:: Action item ::
In the data below, find every line with the word "nätverk" and copy it.

**** Data to process

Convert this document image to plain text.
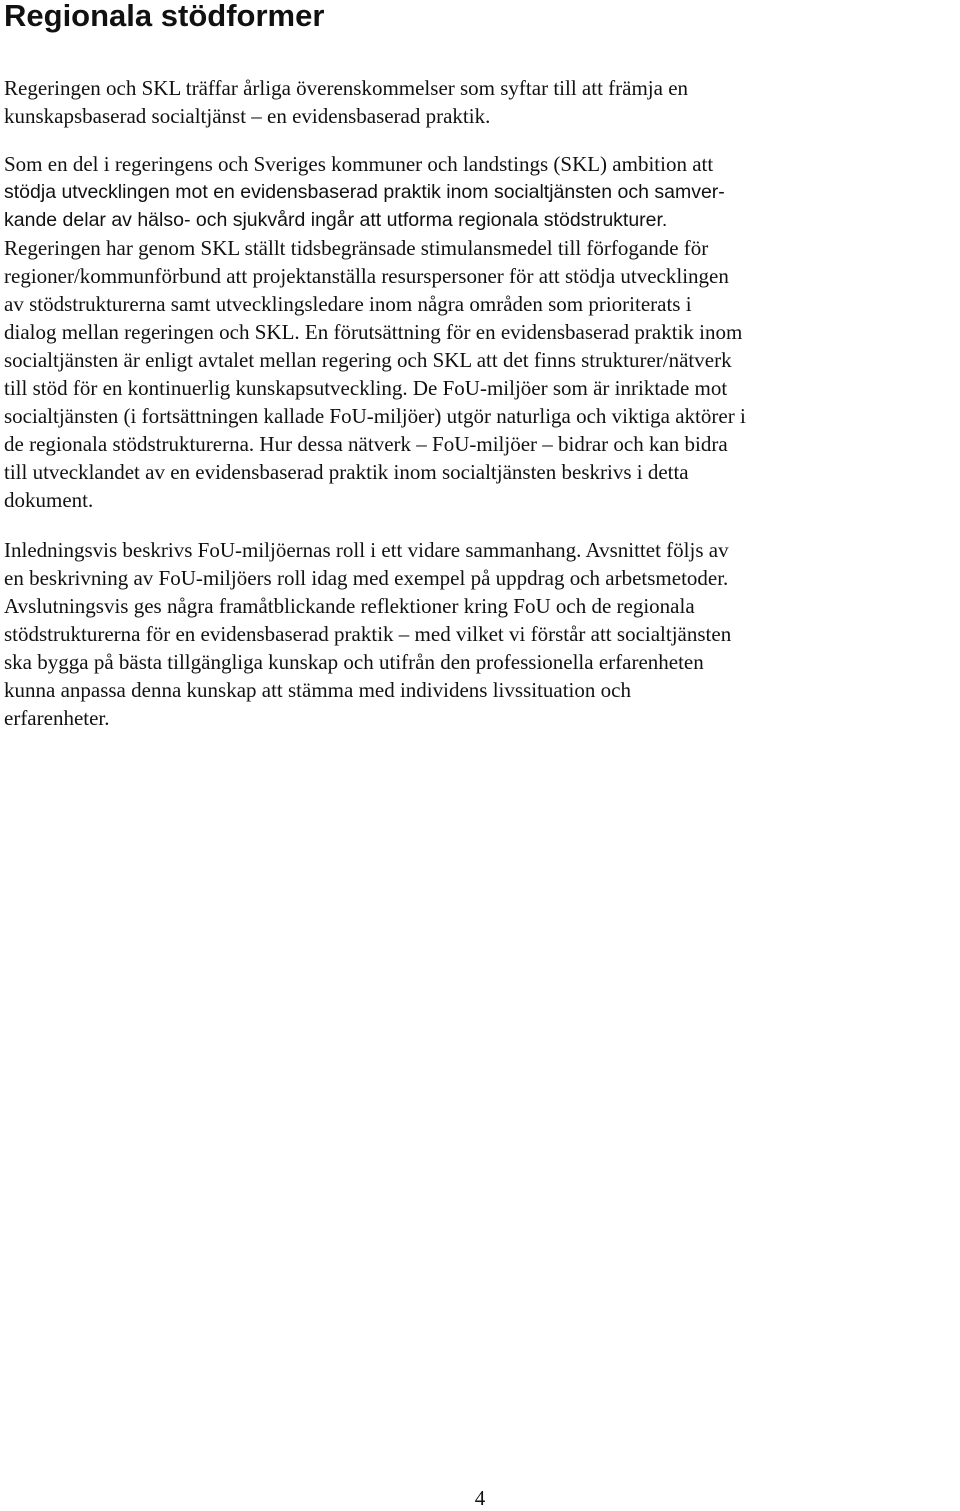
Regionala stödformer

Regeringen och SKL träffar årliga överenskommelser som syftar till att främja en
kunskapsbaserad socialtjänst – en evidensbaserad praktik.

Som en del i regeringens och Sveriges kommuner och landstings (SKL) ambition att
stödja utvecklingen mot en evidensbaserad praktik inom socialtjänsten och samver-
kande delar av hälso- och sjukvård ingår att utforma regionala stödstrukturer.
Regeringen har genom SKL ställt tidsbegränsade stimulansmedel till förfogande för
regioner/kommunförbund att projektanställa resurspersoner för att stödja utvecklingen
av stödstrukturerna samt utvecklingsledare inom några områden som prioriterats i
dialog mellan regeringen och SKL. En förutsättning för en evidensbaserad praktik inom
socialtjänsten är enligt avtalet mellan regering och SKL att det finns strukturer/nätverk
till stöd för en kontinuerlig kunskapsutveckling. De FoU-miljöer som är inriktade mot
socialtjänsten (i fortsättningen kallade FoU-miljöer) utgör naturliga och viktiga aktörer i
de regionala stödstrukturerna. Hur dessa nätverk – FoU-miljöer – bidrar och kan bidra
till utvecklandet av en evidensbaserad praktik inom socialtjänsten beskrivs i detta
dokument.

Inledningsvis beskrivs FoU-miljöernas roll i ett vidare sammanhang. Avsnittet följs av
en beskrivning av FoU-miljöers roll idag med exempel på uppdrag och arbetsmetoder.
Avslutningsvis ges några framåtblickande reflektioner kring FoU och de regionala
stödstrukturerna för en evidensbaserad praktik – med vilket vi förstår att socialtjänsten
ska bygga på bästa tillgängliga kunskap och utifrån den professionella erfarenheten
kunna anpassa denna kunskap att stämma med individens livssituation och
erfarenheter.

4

********

:: Result for this task ::
socialtjänsten är enligt avtalet mellan regering och SKL att det finns strukturer/nätverk
de regionala stödstrukturerna. Hur dessa nätverk – FoU-miljöer – bidrar och kan bidra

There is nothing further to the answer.